• _Problem details_
Return the number of lines that include the string "Dollar", without any other text.
::: Material to process :::
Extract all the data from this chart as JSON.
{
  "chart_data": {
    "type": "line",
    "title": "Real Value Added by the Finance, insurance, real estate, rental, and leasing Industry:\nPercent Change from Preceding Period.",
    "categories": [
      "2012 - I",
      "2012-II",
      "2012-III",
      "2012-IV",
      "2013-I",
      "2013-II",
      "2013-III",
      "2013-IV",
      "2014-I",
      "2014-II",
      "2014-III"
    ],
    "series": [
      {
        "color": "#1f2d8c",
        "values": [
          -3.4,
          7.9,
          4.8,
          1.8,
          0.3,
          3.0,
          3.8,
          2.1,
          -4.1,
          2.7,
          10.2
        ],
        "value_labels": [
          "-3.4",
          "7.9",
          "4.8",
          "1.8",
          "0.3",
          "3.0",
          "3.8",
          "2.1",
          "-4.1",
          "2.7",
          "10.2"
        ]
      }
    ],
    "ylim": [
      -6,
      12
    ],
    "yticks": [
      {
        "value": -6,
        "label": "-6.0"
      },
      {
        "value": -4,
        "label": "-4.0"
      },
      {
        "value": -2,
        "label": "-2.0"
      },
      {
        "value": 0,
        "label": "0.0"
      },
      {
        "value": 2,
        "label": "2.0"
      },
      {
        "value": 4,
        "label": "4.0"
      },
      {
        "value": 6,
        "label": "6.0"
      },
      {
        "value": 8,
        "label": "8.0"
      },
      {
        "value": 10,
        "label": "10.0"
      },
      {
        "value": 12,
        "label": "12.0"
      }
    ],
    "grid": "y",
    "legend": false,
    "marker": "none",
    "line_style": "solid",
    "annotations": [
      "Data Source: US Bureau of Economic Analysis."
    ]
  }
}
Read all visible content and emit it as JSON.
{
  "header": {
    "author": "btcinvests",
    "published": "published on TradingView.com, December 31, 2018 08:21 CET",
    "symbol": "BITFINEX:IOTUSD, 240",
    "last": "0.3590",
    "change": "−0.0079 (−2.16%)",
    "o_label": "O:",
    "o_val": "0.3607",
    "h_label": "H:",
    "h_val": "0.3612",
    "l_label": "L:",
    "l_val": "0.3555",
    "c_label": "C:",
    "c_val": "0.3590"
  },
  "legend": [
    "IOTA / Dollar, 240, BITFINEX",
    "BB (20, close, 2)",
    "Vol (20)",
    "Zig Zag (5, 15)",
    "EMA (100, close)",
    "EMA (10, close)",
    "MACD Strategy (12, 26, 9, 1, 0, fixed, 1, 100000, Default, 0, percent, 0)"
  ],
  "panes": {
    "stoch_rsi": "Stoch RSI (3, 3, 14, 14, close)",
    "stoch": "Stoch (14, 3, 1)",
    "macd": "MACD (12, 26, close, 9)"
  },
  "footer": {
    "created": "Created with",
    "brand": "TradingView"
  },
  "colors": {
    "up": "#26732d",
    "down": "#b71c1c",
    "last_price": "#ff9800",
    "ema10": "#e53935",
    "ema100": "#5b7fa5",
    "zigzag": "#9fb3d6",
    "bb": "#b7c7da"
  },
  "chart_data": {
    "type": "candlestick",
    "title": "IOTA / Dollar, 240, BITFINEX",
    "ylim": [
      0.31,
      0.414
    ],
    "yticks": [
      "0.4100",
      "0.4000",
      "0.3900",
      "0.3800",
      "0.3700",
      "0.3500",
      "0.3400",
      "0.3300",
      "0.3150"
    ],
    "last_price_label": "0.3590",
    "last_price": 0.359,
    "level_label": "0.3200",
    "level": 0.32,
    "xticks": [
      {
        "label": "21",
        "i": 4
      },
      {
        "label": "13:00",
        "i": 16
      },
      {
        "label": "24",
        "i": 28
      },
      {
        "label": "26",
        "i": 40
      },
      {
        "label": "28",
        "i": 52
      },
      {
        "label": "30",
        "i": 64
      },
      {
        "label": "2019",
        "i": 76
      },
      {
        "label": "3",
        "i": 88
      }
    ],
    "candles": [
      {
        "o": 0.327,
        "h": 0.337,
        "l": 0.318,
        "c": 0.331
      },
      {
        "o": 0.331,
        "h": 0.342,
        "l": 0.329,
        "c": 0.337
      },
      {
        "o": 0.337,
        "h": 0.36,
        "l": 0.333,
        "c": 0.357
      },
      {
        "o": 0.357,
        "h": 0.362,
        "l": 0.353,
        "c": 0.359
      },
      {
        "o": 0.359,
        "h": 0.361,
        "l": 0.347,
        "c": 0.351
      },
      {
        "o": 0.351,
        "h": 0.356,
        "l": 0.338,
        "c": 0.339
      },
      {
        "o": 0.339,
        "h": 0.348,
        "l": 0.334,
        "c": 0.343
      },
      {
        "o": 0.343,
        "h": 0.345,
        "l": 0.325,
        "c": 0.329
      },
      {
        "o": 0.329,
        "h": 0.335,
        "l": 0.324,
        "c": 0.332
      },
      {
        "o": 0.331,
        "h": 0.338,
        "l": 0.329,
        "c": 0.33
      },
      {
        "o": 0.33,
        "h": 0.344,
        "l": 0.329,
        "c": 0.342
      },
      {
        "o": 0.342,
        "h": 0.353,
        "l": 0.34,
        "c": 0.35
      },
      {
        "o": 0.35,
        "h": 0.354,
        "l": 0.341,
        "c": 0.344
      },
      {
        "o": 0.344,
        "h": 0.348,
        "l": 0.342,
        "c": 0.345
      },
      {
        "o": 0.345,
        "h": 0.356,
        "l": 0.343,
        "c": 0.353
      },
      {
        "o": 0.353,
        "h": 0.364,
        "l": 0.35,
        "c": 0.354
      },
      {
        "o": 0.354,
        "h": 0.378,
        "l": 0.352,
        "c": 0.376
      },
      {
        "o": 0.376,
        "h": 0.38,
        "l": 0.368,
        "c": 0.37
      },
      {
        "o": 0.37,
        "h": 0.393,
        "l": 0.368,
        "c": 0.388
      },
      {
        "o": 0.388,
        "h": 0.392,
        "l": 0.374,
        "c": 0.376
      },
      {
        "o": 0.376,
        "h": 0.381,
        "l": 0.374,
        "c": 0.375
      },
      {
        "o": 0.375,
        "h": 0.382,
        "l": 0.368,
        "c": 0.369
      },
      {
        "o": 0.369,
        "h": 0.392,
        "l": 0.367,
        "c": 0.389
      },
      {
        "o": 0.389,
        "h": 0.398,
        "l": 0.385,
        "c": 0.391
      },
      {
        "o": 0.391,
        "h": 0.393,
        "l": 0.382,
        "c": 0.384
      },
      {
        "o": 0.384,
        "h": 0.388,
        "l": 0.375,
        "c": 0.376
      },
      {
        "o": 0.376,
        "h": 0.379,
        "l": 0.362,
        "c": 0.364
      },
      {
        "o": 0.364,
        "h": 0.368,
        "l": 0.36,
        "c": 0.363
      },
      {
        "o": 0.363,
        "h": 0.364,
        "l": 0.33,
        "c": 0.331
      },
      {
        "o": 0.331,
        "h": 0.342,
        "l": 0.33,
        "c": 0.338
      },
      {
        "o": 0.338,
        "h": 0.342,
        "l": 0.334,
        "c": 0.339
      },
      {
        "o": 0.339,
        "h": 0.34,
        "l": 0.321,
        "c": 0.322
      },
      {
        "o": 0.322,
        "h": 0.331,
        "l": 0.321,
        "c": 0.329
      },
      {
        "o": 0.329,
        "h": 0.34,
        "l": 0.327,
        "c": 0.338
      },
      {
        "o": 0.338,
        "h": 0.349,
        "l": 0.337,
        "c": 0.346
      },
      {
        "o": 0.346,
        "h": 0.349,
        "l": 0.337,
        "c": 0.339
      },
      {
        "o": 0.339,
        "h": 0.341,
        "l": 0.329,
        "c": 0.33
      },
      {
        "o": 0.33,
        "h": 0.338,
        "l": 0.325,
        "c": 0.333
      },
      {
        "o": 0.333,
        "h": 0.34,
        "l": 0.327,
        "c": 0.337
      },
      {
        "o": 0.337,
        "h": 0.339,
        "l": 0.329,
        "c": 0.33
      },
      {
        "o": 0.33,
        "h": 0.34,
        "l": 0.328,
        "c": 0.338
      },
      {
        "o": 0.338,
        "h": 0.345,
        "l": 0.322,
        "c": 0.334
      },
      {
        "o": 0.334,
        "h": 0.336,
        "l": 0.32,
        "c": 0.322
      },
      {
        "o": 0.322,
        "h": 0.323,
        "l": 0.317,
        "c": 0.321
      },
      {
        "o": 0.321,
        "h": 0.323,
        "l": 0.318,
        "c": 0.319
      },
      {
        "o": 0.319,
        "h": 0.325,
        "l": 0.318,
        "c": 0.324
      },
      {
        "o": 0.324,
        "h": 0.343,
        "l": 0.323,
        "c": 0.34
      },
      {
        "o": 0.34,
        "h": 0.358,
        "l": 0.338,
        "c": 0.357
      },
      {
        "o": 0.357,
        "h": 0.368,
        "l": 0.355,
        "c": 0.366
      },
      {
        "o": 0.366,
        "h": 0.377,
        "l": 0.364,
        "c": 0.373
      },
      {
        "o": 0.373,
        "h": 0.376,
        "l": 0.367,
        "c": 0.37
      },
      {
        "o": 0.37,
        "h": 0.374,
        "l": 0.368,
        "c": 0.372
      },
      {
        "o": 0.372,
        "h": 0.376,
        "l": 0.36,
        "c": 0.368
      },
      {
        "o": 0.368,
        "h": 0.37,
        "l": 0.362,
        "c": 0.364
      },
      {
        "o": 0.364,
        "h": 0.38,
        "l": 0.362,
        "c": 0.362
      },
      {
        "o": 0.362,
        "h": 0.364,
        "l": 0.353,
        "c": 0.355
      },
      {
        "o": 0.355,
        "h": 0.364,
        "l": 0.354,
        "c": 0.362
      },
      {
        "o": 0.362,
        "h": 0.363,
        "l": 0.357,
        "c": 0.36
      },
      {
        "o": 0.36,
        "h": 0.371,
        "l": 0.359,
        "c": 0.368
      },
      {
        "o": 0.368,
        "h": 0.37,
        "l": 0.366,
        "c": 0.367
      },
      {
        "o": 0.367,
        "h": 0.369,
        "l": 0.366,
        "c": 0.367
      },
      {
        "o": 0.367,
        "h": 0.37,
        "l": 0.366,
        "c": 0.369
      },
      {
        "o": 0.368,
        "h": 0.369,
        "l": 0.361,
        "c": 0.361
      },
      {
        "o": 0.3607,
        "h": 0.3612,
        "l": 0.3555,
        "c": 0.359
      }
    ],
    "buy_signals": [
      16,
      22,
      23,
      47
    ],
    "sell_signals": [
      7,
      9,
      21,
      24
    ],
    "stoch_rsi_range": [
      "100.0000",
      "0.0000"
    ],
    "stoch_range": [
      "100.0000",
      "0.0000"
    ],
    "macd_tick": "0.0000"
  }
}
:::
• _Response_
2